SOURCE MATERIAL:
== == ==

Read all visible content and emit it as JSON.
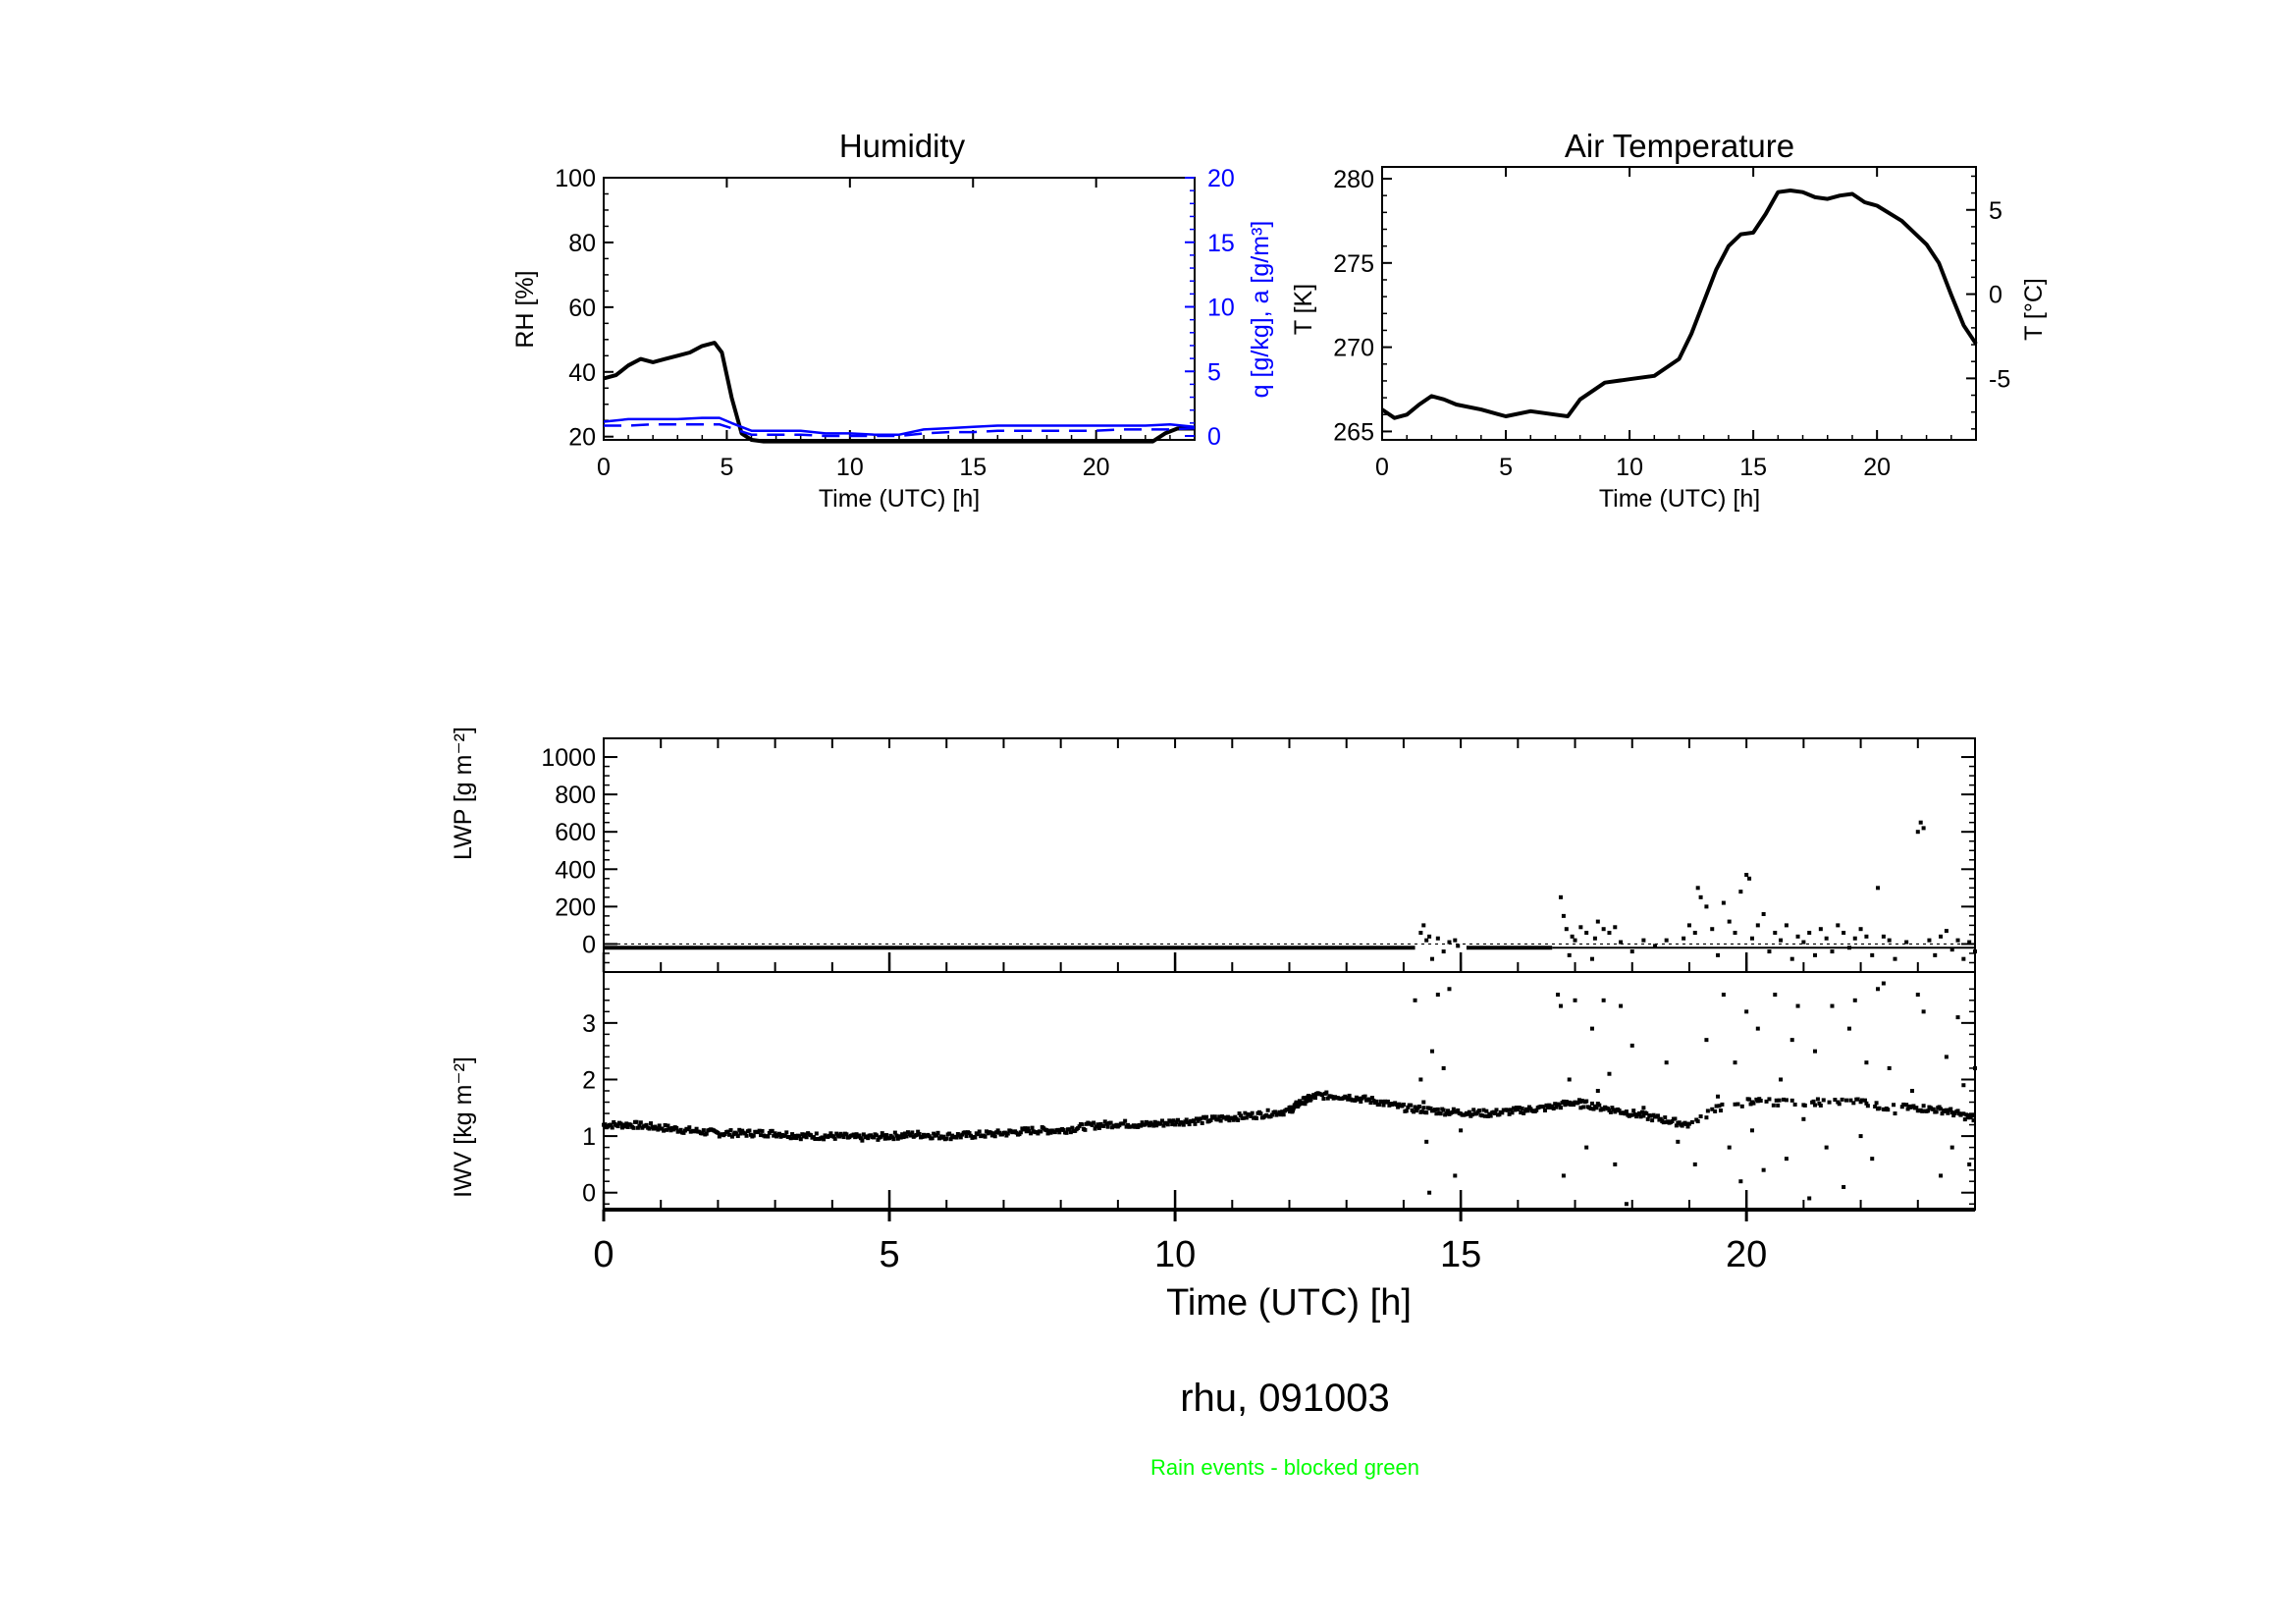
{
  "chart_data": [
    {
      "id": "humidity",
      "type": "line",
      "title": "Humidity",
      "xlabel": "Time (UTC) [h]",
      "ylabel": "RH [%]",
      "ylabel_right": "q [g/kg], a [g/m³]",
      "xlim": [
        0,
        24
      ],
      "ylim": [
        19,
        100
      ],
      "ylim_right": [
        0,
        20
      ],
      "x_ticks": [
        "0",
        "5",
        "10",
        "15",
        "20"
      ],
      "y_ticks": [
        "20",
        "40",
        "60",
        "80",
        "100"
      ],
      "y_ticks_right": [
        "0",
        "5",
        "10",
        "15",
        "20"
      ],
      "series": [
        {
          "name": "RH",
          "color": "#000000",
          "axis": "left",
          "x": [
            0,
            0.5,
            1,
            1.5,
            2,
            2.5,
            3,
            3.5,
            4,
            4.5,
            4.8,
            5.2,
            5.6,
            6,
            6.5,
            7,
            7.5,
            22.3,
            22.8,
            23.3,
            24
          ],
          "y": [
            38,
            39,
            42,
            44,
            43,
            44,
            45,
            46,
            48,
            49,
            46,
            32,
            21,
            19,
            18.5,
            18.5,
            18.5,
            18.5,
            21,
            22.5,
            22.5
          ]
        },
        {
          "name": "q",
          "color": "#0000ff",
          "axis": "right",
          "dash": false,
          "x": [
            0,
            1,
            2,
            3,
            4,
            4.7,
            5.2,
            6,
            7,
            8,
            9,
            10,
            11,
            12,
            13,
            14,
            15,
            16,
            17,
            18,
            19,
            20,
            21,
            22,
            23,
            24
          ],
          "y": [
            1.1,
            1.3,
            1.3,
            1.3,
            1.4,
            1.4,
            1.0,
            0.4,
            0.4,
            0.4,
            0.2,
            0.2,
            0.1,
            0.1,
            0.5,
            0.6,
            0.7,
            0.8,
            0.8,
            0.8,
            0.8,
            0.8,
            0.8,
            0.8,
            0.9,
            0.7
          ]
        },
        {
          "name": "a",
          "color": "#0000ff",
          "axis": "right",
          "dash": true,
          "x": [
            0,
            1,
            2,
            3,
            4,
            4.7,
            5.2,
            6,
            7,
            8,
            9,
            10,
            11,
            12,
            13,
            14,
            15,
            16,
            17,
            18,
            19,
            20,
            21,
            22,
            23,
            24
          ],
          "y": [
            0.8,
            0.8,
            0.9,
            0.9,
            0.9,
            0.9,
            0.6,
            0.1,
            0.1,
            0.1,
            0.0,
            0.0,
            0.0,
            0.0,
            0.2,
            0.3,
            0.3,
            0.4,
            0.4,
            0.4,
            0.4,
            0.4,
            0.5,
            0.5,
            0.5,
            0.6
          ]
        }
      ]
    },
    {
      "id": "air_temperature",
      "type": "line",
      "title": "Air Temperature",
      "xlabel": "Time (UTC) [h]",
      "ylabel": "T [K]",
      "ylabel_right": "T [°C]",
      "xlim": [
        0,
        24
      ],
      "ylim": [
        264.5,
        280.7
      ],
      "x_ticks": [
        "0",
        "5",
        "10",
        "15",
        "20"
      ],
      "y_ticks": [
        "265",
        "270",
        "275",
        "280"
      ],
      "y_ticks_right": [
        "-5",
        "0",
        "5"
      ],
      "series": [
        {
          "name": "T",
          "color": "#000000",
          "x": [
            0,
            0.5,
            1,
            1.5,
            2,
            2.5,
            3,
            4,
            5,
            6,
            7,
            7.5,
            8,
            9,
            10,
            11,
            12,
            12.5,
            13,
            13.5,
            14,
            14.5,
            15,
            15.5,
            16,
            16.5,
            17,
            17.5,
            18,
            18.5,
            19,
            19.5,
            20,
            21,
            22,
            22.5,
            23,
            23.5,
            24
          ],
          "y": [
            266.3,
            265.8,
            266.0,
            266.6,
            267.1,
            266.9,
            266.6,
            266.3,
            265.9,
            266.2,
            266.0,
            265.9,
            266.9,
            267.9,
            268.1,
            268.3,
            269.3,
            270.8,
            272.7,
            274.6,
            276.0,
            276.7,
            276.8,
            277.9,
            279.2,
            279.3,
            279.2,
            278.9,
            278.8,
            279.0,
            279.1,
            278.6,
            278.4,
            277.5,
            276.1,
            275.0,
            273.1,
            271.3,
            270.2
          ]
        }
      ]
    },
    {
      "id": "lwp",
      "type": "scatter",
      "ylabel": "LWP [g m⁻²]",
      "xlim": [
        0,
        24
      ],
      "ylim": [
        -150,
        1100
      ],
      "y_ticks": [
        "0",
        "200",
        "400",
        "600",
        "800",
        "1000"
      ],
      "baseline": -20,
      "flat_segments": [
        [
          0,
          14.2
        ],
        [
          15.1,
          16.6
        ]
      ],
      "scatter_points": [
        [
          14.3,
          60
        ],
        [
          14.35,
          100
        ],
        [
          14.4,
          20
        ],
        [
          14.45,
          40
        ],
        [
          14.5,
          -80
        ],
        [
          14.6,
          30
        ],
        [
          14.7,
          -40
        ],
        [
          14.8,
          10
        ],
        [
          14.9,
          20
        ],
        [
          14.95,
          -10
        ],
        [
          16.75,
          250
        ],
        [
          16.8,
          150
        ],
        [
          16.85,
          80
        ],
        [
          16.9,
          -60
        ],
        [
          16.95,
          40
        ],
        [
          17.0,
          20
        ],
        [
          17.1,
          90
        ],
        [
          17.2,
          60
        ],
        [
          17.3,
          -80
        ],
        [
          17.35,
          30
        ],
        [
          17.4,
          120
        ],
        [
          17.5,
          80
        ],
        [
          17.6,
          60
        ],
        [
          17.7,
          90
        ],
        [
          17.8,
          10
        ],
        [
          18.0,
          -40
        ],
        [
          18.2,
          20
        ],
        [
          18.4,
          -10
        ],
        [
          18.6,
          20
        ],
        [
          18.9,
          30
        ],
        [
          19.0,
          100
        ],
        [
          19.1,
          60
        ],
        [
          19.15,
          300
        ],
        [
          19.2,
          250
        ],
        [
          19.3,
          200
        ],
        [
          19.4,
          80
        ],
        [
          19.5,
          -60
        ],
        [
          19.6,
          220
        ],
        [
          19.7,
          120
        ],
        [
          19.8,
          60
        ],
        [
          19.9,
          280
        ],
        [
          20.0,
          370
        ],
        [
          20.05,
          350
        ],
        [
          20.1,
          30
        ],
        [
          20.2,
          100
        ],
        [
          20.3,
          160
        ],
        [
          20.4,
          -40
        ],
        [
          20.5,
          60
        ],
        [
          20.6,
          20
        ],
        [
          20.7,
          100
        ],
        [
          20.8,
          -80
        ],
        [
          20.9,
          40
        ],
        [
          21.0,
          10
        ],
        [
          21.1,
          60
        ],
        [
          21.2,
          -60
        ],
        [
          21.3,
          80
        ],
        [
          21.4,
          30
        ],
        [
          21.5,
          -40
        ],
        [
          21.6,
          100
        ],
        [
          21.7,
          60
        ],
        [
          21.8,
          -20
        ],
        [
          21.9,
          30
        ],
        [
          22.0,
          80
        ],
        [
          22.1,
          40
        ],
        [
          22.2,
          -60
        ],
        [
          22.3,
          300
        ],
        [
          22.4,
          40
        ],
        [
          22.5,
          20
        ],
        [
          22.6,
          -80
        ],
        [
          22.8,
          10
        ],
        [
          23.0,
          600
        ],
        [
          23.05,
          650
        ],
        [
          23.1,
          620
        ],
        [
          23.2,
          20
        ],
        [
          23.3,
          -60
        ],
        [
          23.4,
          40
        ],
        [
          23.5,
          70
        ],
        [
          23.6,
          -30
        ],
        [
          23.7,
          20
        ],
        [
          23.8,
          -80
        ],
        [
          23.9,
          10
        ],
        [
          24.0,
          -40
        ]
      ]
    },
    {
      "id": "iwv",
      "type": "scatter",
      "ylabel": "IWV [kg m⁻²]",
      "xlabel": "Time (UTC) [h]",
      "xlim": [
        0,
        24
      ],
      "ylim": [
        -0.3,
        3.9
      ],
      "y_ticks": [
        "0",
        "1",
        "2",
        "3"
      ],
      "x_ticks": [
        "0",
        "5",
        "10",
        "15",
        "20"
      ],
      "trend": {
        "x": [
          0,
          0.5,
          1,
          1.5,
          2,
          2.5,
          3,
          3.5,
          4,
          4.5,
          5,
          5.5,
          6,
          6.5,
          7,
          7.5,
          8,
          8.5,
          9,
          9.5,
          10,
          10.5,
          11,
          11.5,
          12,
          12.2,
          12.5,
          13,
          13.5,
          14,
          14.5,
          15,
          15.5,
          16,
          16.5,
          17,
          17.5,
          18,
          18.5,
          19,
          19.5,
          20,
          20.5,
          21,
          21.5,
          22,
          22.5,
          23,
          23.5,
          24
        ],
        "y": [
          1.2,
          1.2,
          1.15,
          1.1,
          1.05,
          1.05,
          1.05,
          1.0,
          1.0,
          0.97,
          1.0,
          1.03,
          1.0,
          1.02,
          1.05,
          1.1,
          1.1,
          1.18,
          1.22,
          1.2,
          1.25,
          1.28,
          1.33,
          1.38,
          1.45,
          1.6,
          1.72,
          1.7,
          1.62,
          1.5,
          1.45,
          1.42,
          1.4,
          1.45,
          1.5,
          1.6,
          1.5,
          1.4,
          1.3,
          1.2,
          1.5,
          1.6,
          1.6,
          1.6,
          1.6,
          1.6,
          1.5,
          1.5,
          1.45,
          1.3
        ]
      },
      "scatter_points": [
        [
          14.2,
          3.4
        ],
        [
          14.3,
          2.0
        ],
        [
          14.35,
          1.6
        ],
        [
          14.4,
          0.9
        ],
        [
          14.45,
          0.0
        ],
        [
          14.5,
          2.5
        ],
        [
          14.6,
          3.5
        ],
        [
          14.7,
          2.2
        ],
        [
          14.8,
          3.6
        ],
        [
          14.9,
          0.3
        ],
        [
          15.0,
          1.1
        ],
        [
          16.7,
          3.5
        ],
        [
          16.75,
          3.3
        ],
        [
          16.8,
          0.3
        ],
        [
          16.9,
          2.0
        ],
        [
          17.0,
          3.4
        ],
        [
          17.1,
          1.5
        ],
        [
          17.2,
          0.8
        ],
        [
          17.3,
          2.9
        ],
        [
          17.4,
          1.8
        ],
        [
          17.5,
          3.4
        ],
        [
          17.6,
          2.1
        ],
        [
          17.7,
          0.5
        ],
        [
          17.8,
          3.3
        ],
        [
          17.9,
          -0.2
        ],
        [
          18.0,
          2.6
        ],
        [
          18.2,
          1.5
        ],
        [
          18.6,
          2.3
        ],
        [
          18.8,
          0.9
        ],
        [
          19.1,
          0.5
        ],
        [
          19.3,
          2.7
        ],
        [
          19.5,
          1.7
        ],
        [
          19.6,
          3.5
        ],
        [
          19.7,
          0.8
        ],
        [
          19.8,
          2.3
        ],
        [
          19.9,
          0.2
        ],
        [
          20.0,
          3.2
        ],
        [
          20.1,
          1.1
        ],
        [
          20.2,
          2.9
        ],
        [
          20.3,
          0.4
        ],
        [
          20.5,
          3.5
        ],
        [
          20.6,
          2.0
        ],
        [
          20.7,
          0.6
        ],
        [
          20.8,
          2.7
        ],
        [
          20.9,
          3.3
        ],
        [
          21.0,
          1.3
        ],
        [
          21.1,
          -0.1
        ],
        [
          21.2,
          2.5
        ],
        [
          21.4,
          0.8
        ],
        [
          21.5,
          3.3
        ],
        [
          21.6,
          1.6
        ],
        [
          21.7,
          0.1
        ],
        [
          21.8,
          2.9
        ],
        [
          21.9,
          3.4
        ],
        [
          22.0,
          1.0
        ],
        [
          22.1,
          2.3
        ],
        [
          22.2,
          0.6
        ],
        [
          22.3,
          3.6
        ],
        [
          22.4,
          3.7
        ],
        [
          22.5,
          2.2
        ],
        [
          22.6,
          1.4
        ],
        [
          22.9,
          1.8
        ],
        [
          23.0,
          3.5
        ],
        [
          23.1,
          3.2
        ],
        [
          23.4,
          0.3
        ],
        [
          23.5,
          2.4
        ],
        [
          23.6,
          0.8
        ],
        [
          23.7,
          3.1
        ],
        [
          23.8,
          1.9
        ],
        [
          23.9,
          0.5
        ],
        [
          24.0,
          2.2
        ]
      ]
    }
  ],
  "footer": {
    "station_label": "rhu, 091003",
    "rain_note": "Rain events - blocked green"
  }
}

== == ==

WRITTEN INSTRUCTION: Gather each line holding the string "title".

EXPECTED ANSWER:
      "title": "Humidity",
      "title": "Air Temperature",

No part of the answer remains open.